PROBLEM DESCRIPTION: Each entry below is to be printed verbatim.
—————
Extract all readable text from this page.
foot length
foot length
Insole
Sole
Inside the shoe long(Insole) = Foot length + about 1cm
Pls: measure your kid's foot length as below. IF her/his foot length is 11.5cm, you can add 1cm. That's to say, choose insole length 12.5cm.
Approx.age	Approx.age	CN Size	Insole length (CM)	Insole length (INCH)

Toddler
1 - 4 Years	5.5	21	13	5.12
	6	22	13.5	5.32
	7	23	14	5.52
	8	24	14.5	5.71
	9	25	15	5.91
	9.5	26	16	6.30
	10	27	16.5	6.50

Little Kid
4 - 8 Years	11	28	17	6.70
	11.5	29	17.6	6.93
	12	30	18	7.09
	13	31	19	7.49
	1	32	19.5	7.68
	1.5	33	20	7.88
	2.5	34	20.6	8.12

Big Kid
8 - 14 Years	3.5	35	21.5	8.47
—————
RESPONSE:
Extract all readable text from this page.
foot length
foot length
Insole
Sole
Inside the shoe long(Insole) = Foot length + about 1cm
Pls: measure your kid's foot length as below. IF her/his foot length is 11.5cm, you can add 1cm. That's to say, choose insole length 12.5cm.
Approx.age	Approx.age	CN Size	Insole length (CM)	Insole length (INCH)

Toddler
1 - 4 Years	5.5	21	13	5.12
	6	22	13.5	5.32
	7	23	14	5.52
	8	24	14.5	5.71
	9	25	15	5.91
	9.5	26	16	6.30
	10	27	16.5	6.50

Little Kid
4 - 8 Years	11	28	17	6.70
	11.5	29	17.6	6.93
	12	30	18	7.09
	13	31	19	7.49
	1	32	19.5	7.68
	1.5	33	20	7.88
	2.5	34	20.6	8.12

Big Kid
8 - 14 Years	3.5	35	21.5	8.47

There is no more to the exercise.